As mentioned above, our robot design is not quite up to what we would recommend a rookie team to do. With this said though, I believe every team should strategize and design based on the resources (time, material, experience, manpower, etc) available to them. If a team has a similar or less level of resources available than we did, then this would be a reasonable robot to be constructed. However, we do hope that teams also improve upon our design in the following three ways:
- Improved/Redesign of intake
- We believe that an important part of this years game (and most games) is the speed and reliability that you can intake and control game pieces. An unreliable intake can greatly slow down your cycle time, and in this game where reaching capacity is important, this is no exception. Our current design struggles with getting the balls from the roller to the main body of the robot. We considered adding in curved poly-carbonate to help direct the ball as it enters the bot. The intake itself also likely should be compressing the ball a bit more, perhaps moved back about 1/2."
- Reliable climber
- Through our strategy discussion, we realized the importance of having a climber, specifically a reliable one. A consistent solo climb with keeping the generator switch level will yield 40 points, which is a huge incentive to go for. We believe that the best climbers (and the ones teams should target to build) will be the most consistent climbers at 40 points. This holds especially true in eliminations, where the extra ranking point doesn’t matter. There is a fair risk to double climbing; robots could fail to climb, hit opponents in the rendezvous zone or unlevel the switch. Since two robots climbing with an unlevel switch would only yield 50 points, there is a large emphasis on consistency.

### EXTRACTED ENTRIES
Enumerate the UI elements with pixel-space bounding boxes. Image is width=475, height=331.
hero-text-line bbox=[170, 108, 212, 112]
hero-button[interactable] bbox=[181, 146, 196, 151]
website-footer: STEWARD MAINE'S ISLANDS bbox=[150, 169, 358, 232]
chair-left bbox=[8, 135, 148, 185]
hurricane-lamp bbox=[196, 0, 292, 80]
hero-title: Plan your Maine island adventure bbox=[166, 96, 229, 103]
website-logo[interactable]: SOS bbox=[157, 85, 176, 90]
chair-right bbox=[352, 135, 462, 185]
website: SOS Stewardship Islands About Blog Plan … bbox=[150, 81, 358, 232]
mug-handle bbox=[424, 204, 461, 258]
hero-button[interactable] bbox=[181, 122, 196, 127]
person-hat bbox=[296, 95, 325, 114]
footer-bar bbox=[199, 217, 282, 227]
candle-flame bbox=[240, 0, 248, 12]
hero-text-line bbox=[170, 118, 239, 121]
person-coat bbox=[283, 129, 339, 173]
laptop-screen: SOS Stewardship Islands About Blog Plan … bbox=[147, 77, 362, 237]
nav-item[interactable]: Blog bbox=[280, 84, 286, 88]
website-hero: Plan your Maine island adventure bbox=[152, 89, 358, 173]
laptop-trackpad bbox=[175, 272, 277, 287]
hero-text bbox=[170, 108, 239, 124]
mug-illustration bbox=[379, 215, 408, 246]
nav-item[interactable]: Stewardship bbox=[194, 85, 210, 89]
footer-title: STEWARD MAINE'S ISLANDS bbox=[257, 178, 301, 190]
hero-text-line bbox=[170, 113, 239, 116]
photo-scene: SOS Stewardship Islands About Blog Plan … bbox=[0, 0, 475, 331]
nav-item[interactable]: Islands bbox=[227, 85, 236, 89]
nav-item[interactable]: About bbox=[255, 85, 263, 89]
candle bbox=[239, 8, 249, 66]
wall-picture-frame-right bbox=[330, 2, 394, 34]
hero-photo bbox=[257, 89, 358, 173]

### WHAT TO DO
[A] Render the entries as a numbered list, starting at the beginning of the entries and ending at the line with "hero-button[interactable] bbox=[181, 122, 196, 127]", including both ends. Leave out blank lines.
[B] Write the next part of the passage on the team's robot design, beginning after its final sentence.

### OUTPUTS IN ORDER
[A]
1. Enumerate the UI elements with pixel-space bounding boxes. Image is width=475, height=331.
2. hero-text-line bbox=[170, 108, 212, 112]
3. hero-button[interactable] bbox=[181, 146, 196, 151]
4. website-footer: STEWARD MAINE'S ISLANDS bbox=[150, 169, 358, 232]
5. chair-left bbox=[8, 135, 148, 185]
6. hurricane-lamp bbox=[196, 0, 292, 80]
7. hero-title: Plan your Maine island adventure bbox=[166, 96, 229, 103]
8. website-logo[interactable]: SOS bbox=[157, 85, 176, 90]
9. chair-right bbox=[352, 135, 462, 185]
10. website: SOS Stewardship Islands About Blog Plan … bbox=[150, 81, 358, 232]
11. mug-handle bbox=[424, 204, 461, 258]
12. hero-button[interactable] bbox=[181, 122, 196, 127]

[B]
- High goal shooting
- We passed over high goal shooting from the beginning, preferring to go for (hopefully) quicker low goals to reach capacity quicker. Since the inner high goal shot appears to be difficult, the reward for shooting towards the high goal is ~2x (or reasonably close). When you account for the occasional miss, the extra time shooting, and possibility of defense, the extra points earned by shooting high may not outweigh the faster capacity. We do believe that shooting high can yield you extra points at the highest levels of competition where the capacity will be reached quickly, but low goal robots can be just as effective at low to mid-tier competitions.